(Raw records)
◇ ◇ ◇ ◇ ◇ ◇ ◇
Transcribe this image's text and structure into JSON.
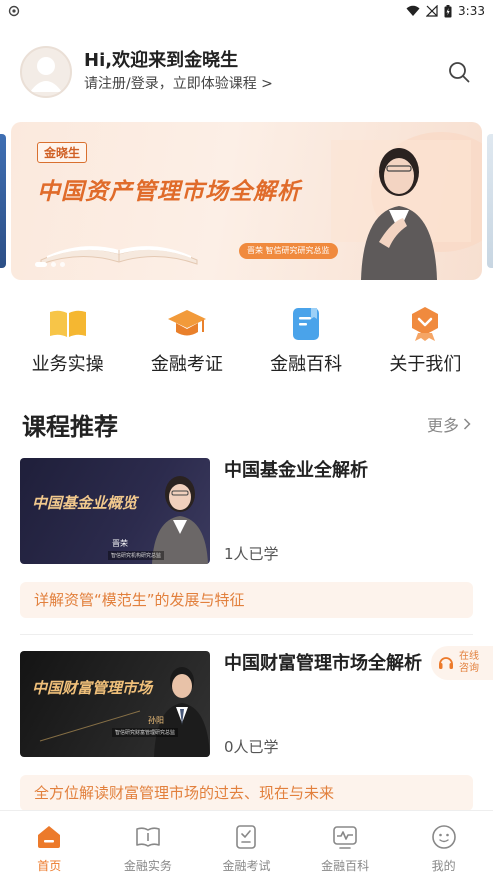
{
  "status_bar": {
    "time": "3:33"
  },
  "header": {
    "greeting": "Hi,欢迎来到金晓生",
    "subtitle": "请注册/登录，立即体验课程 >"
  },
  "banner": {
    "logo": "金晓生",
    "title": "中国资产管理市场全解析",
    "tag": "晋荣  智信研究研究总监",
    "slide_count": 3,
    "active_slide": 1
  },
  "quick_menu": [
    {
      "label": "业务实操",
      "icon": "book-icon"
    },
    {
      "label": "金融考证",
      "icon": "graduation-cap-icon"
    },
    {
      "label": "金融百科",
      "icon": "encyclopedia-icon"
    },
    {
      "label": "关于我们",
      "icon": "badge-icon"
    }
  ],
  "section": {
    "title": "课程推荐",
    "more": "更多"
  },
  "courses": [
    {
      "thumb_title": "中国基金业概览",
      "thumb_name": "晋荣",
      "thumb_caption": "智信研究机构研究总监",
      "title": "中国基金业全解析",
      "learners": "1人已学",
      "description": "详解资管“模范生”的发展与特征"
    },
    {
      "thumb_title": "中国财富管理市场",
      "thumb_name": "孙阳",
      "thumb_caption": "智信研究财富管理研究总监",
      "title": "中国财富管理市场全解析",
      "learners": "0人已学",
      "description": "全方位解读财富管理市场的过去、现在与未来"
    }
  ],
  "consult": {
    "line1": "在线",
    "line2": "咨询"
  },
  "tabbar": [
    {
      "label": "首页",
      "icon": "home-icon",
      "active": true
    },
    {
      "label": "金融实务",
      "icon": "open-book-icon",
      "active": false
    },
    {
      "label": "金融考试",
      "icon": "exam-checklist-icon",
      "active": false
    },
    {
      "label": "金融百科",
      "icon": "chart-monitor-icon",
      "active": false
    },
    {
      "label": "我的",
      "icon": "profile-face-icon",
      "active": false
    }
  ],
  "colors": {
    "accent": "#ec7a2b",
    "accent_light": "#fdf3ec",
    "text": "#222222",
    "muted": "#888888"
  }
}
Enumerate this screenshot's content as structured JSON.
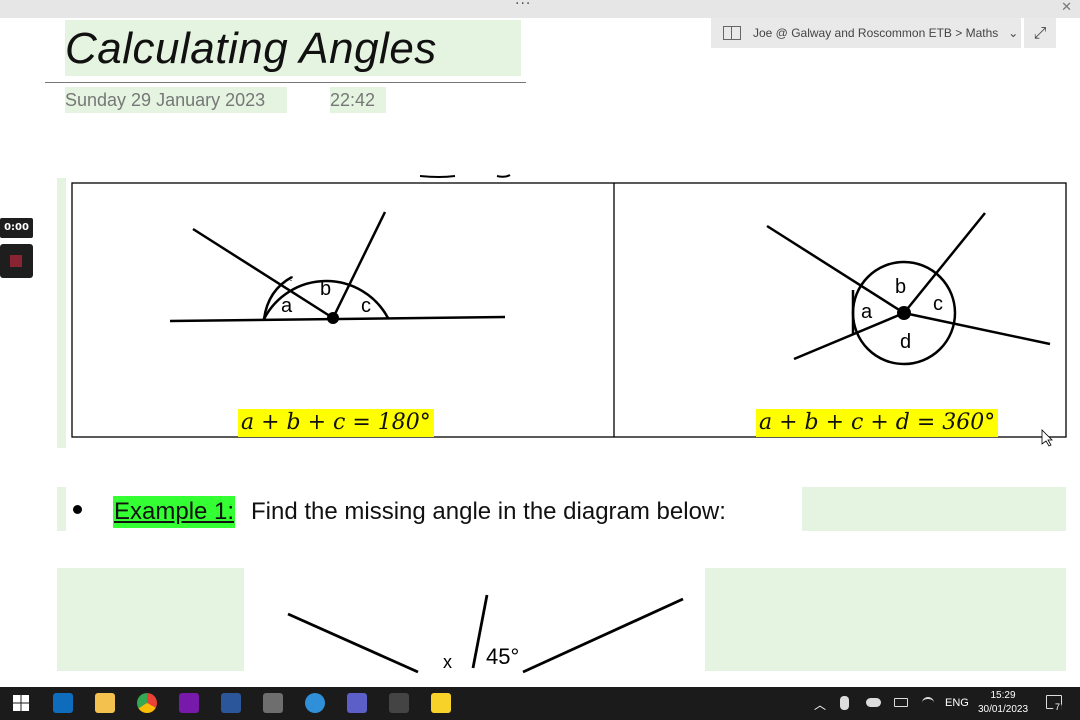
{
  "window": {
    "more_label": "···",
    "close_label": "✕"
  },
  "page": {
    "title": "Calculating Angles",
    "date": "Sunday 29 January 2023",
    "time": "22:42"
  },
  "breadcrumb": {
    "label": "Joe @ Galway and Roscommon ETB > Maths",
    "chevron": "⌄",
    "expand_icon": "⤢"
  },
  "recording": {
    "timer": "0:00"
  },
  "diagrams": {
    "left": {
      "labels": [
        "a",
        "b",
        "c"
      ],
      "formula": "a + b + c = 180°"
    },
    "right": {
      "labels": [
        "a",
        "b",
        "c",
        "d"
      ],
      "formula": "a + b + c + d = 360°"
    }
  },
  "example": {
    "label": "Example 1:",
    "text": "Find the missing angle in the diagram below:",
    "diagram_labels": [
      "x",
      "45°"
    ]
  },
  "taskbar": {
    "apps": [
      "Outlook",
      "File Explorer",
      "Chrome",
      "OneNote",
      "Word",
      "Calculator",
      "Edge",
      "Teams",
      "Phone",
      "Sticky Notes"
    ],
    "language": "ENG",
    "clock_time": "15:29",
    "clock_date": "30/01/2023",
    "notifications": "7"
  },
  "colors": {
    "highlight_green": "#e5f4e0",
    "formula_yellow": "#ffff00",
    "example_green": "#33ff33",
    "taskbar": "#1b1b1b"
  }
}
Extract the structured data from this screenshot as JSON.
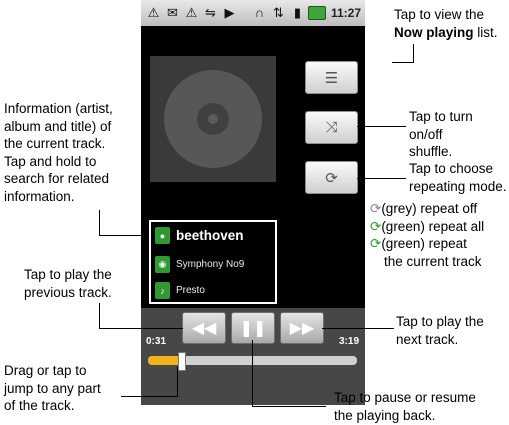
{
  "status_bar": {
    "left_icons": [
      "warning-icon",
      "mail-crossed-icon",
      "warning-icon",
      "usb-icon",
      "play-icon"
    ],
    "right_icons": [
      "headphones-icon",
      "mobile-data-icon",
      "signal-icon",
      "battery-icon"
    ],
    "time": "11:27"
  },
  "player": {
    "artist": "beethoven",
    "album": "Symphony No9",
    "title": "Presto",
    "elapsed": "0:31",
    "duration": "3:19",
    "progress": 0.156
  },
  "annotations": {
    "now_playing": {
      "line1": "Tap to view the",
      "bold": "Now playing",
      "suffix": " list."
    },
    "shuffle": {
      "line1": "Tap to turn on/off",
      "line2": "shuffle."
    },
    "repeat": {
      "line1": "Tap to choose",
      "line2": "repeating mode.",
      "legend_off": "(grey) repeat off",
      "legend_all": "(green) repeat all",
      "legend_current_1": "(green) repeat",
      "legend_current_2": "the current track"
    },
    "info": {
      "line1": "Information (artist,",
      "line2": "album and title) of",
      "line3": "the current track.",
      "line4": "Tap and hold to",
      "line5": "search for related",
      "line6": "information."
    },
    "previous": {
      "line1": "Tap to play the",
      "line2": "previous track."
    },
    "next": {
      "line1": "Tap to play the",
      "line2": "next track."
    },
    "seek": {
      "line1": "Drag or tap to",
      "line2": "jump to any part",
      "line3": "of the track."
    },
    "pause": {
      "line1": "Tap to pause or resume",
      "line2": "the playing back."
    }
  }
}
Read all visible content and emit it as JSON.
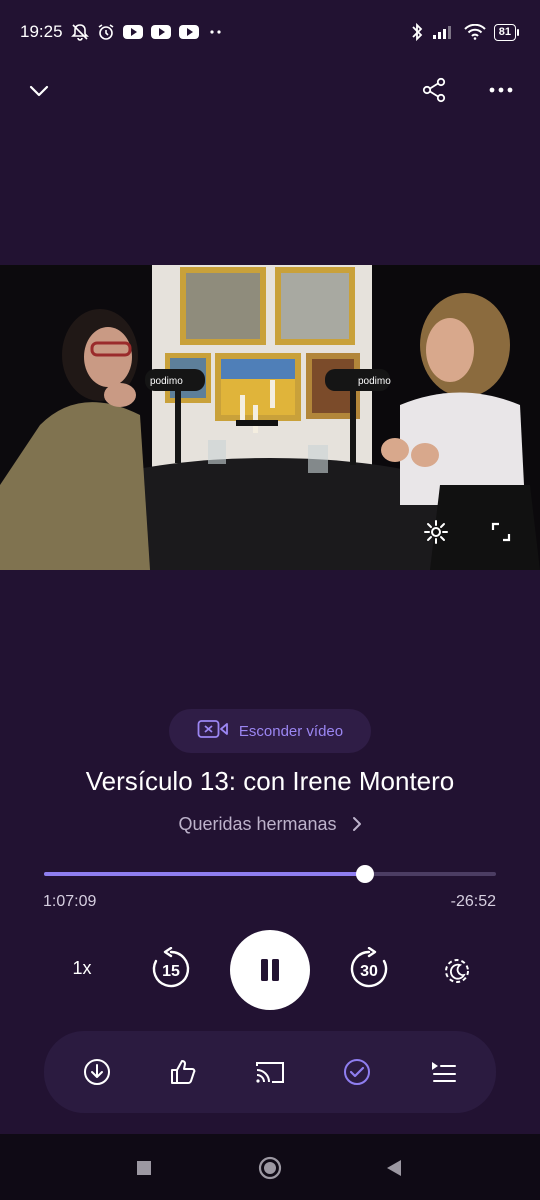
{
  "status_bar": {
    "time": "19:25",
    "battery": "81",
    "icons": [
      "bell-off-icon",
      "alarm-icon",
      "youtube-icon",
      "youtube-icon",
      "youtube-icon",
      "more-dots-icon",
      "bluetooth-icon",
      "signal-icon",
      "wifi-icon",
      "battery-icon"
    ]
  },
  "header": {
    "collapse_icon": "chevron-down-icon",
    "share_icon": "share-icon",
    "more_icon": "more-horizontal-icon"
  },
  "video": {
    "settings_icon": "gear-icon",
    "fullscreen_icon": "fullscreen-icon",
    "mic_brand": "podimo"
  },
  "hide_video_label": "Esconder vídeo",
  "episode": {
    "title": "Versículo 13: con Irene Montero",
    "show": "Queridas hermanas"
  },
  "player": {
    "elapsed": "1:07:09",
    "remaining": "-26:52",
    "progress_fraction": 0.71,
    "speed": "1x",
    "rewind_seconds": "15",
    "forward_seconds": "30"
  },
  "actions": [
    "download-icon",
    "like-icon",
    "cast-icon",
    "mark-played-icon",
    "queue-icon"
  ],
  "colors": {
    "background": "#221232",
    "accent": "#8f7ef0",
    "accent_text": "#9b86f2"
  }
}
◇ ◇ ◇ ◇ ◇ ◇ ◇
■ **The task**
Exclude the pictures and repeat every other part of the records word for word.

■ **Complete answer**
Transcribe this image's text and structure into JSON.
{
  "status_bar": {
    "time": "3:33"
  },
  "header": {
    "greeting": "Hi,欢迎来到金晓生",
    "subtitle": "请注册/登录，立即体验课程 >"
  },
  "banner": {
    "logo": "金晓生",
    "title": "中国资产管理市场全解析",
    "tag": "晋荣  智信研究研究总监",
    "slide_count": 3,
    "active_slide": 1
  },
  "quick_menu": [
    {
      "label": "业务实操",
      "icon": "book-icon"
    },
    {
      "label": "金融考证",
      "icon": "graduation-cap-icon"
    },
    {
      "label": "金融百科",
      "icon": "encyclopedia-icon"
    },
    {
      "label": "关于我们",
      "icon": "badge-icon"
    }
  ],
  "section": {
    "title": "课程推荐",
    "more": "更多"
  },
  "courses": [
    {
      "thumb_title": "中国基金业概览",
      "thumb_name": "晋荣",
      "thumb_caption": "智信研究机构研究总监",
      "title": "中国基金业全解析",
      "learners": "1人已学",
      "description": "详解资管“模范生”的发展与特征"
    },
    {
      "thumb_title": "中国财富管理市场",
      "thumb_name": "孙阳",
      "thumb_caption": "智信研究财富管理研究总监",
      "title": "中国财富管理市场全解析",
      "learners": "0人已学",
      "description": "全方位解读财富管理市场的过去、现在与未来"
    }
  ],
  "consult": {
    "line1": "在线",
    "line2": "咨询"
  },
  "tabbar": [
    {
      "label": "首页",
      "icon": "home-icon",
      "active": true
    },
    {
      "label": "金融实务",
      "icon": "open-book-icon",
      "active": false
    },
    {
      "label": "金融考试",
      "icon": "exam-checklist-icon",
      "active": false
    },
    {
      "label": "金融百科",
      "icon": "chart-monitor-icon",
      "active": false
    },
    {
      "label": "我的",
      "icon": "profile-face-icon",
      "active": false
    }
  ],
  "colors": {
    "accent": "#ec7a2b",
    "accent_light": "#fdf3ec",
    "text": "#222222",
    "muted": "#888888"
  }
}
Enumerate this screenshot's content as structured JSON.
{
  "window": {
    "more_label": "···",
    "close_label": "✕"
  },
  "page": {
    "title": "Calculating Angles",
    "date": "Sunday 29 January 2023",
    "time": "22:42"
  },
  "breadcrumb": {
    "label": "Joe @ Galway and Roscommon ETB > Maths",
    "chevron": "⌄",
    "expand_icon": "⤢"
  },
  "recording": {
    "timer": "0:00"
  },
  "diagrams": {
    "left": {
      "labels": [
        "a",
        "b",
        "c"
      ],
      "formula": "a + b + c = 180°"
    },
    "right": {
      "labels": [
        "a",
        "b",
        "c",
        "d"
      ],
      "formula": "a + b + c + d = 360°"
    }
  },
  "example": {
    "label": "Example 1:",
    "text": "Find the missing angle in the diagram below:",
    "diagram_labels": [
      "x",
      "45°"
    ]
  },
  "taskbar": {
    "apps": [
      "Outlook",
      "File Explorer",
      "Chrome",
      "OneNote",
      "Word",
      "Calculator",
      "Edge",
      "Teams",
      "Phone",
      "Sticky Notes"
    ],
    "language": "ENG",
    "clock_time": "15:29",
    "clock_date": "30/01/2023",
    "notifications": "7"
  },
  "colors": {
    "highlight_green": "#e5f4e0",
    "formula_yellow": "#ffff00",
    "example_green": "#33ff33",
    "taskbar": "#1b1b1b"
  }
}
Extract the structured data from this screenshot as JSON.
{
  "status_bar": {
    "left_icons": [
      "warning-icon",
      "mail-crossed-icon",
      "warning-icon",
      "usb-icon",
      "play-icon"
    ],
    "right_icons": [
      "headphones-icon",
      "mobile-data-icon",
      "signal-icon",
      "battery-icon"
    ],
    "time": "11:27"
  },
  "player": {
    "artist": "beethoven",
    "album": "Symphony No9",
    "title": "Presto",
    "elapsed": "0:31",
    "duration": "3:19",
    "progress": 0.156
  },
  "annotations": {
    "now_playing": {
      "line1": "Tap to view the",
      "bold": "Now playing",
      "suffix": " list."
    },
    "shuffle": {
      "line1": "Tap to turn on/off",
      "line2": "shuffle."
    },
    "repeat": {
      "line1": "Tap to choose",
      "line2": "repeating mode.",
      "legend_off": "(grey) repeat off",
      "legend_all": "(green) repeat all",
      "legend_current_1": "(green) repeat",
      "legend_current_2": "the current track"
    },
    "info": {
      "line1": "Information (artist,",
      "line2": "album and title) of",
      "line3": "the current track.",
      "line4": "Tap and hold to",
      "line5": "search for related",
      "line6": "information."
    },
    "previous": {
      "line1": "Tap to play the",
      "line2": "previous track."
    },
    "next": {
      "line1": "Tap to play the",
      "line2": "next track."
    },
    "seek": {
      "line1": "Drag or tap to",
      "line2": "jump to any part",
      "line3": "of the track."
    },
    "pause": {
      "line1": "Tap to pause or resume",
      "line2": "the playing back."
    }
  }
}
Read all visible content and emit it as JSON.
{
  "status_bar": {
    "time": "19:25",
    "battery": "81",
    "icons": [
      "bell-off-icon",
      "alarm-icon",
      "youtube-icon",
      "youtube-icon",
      "youtube-icon",
      "more-dots-icon",
      "bluetooth-icon",
      "signal-icon",
      "wifi-icon",
      "battery-icon"
    ]
  },
  "header": {
    "collapse_icon": "chevron-down-icon",
    "share_icon": "share-icon",
    "more_icon": "more-horizontal-icon"
  },
  "video": {
    "settings_icon": "gear-icon",
    "fullscreen_icon": "fullscreen-icon",
    "mic_brand": "podimo"
  },
  "hide_video_label": "Esconder vídeo",
  "episode": {
    "title": "Versículo 13: con Irene Montero",
    "show": "Queridas hermanas"
  },
  "player": {
    "elapsed": "1:07:09",
    "remaining": "-26:52",
    "progress_fraction": 0.71,
    "speed": "1x",
    "rewind_seconds": "15",
    "forward_seconds": "30"
  },
  "actions": [
    "download-icon",
    "like-icon",
    "cast-icon",
    "mark-played-icon",
    "queue-icon"
  ],
  "colors": {
    "background": "#221232",
    "accent": "#8f7ef0",
    "accent_text": "#9b86f2"
  }
}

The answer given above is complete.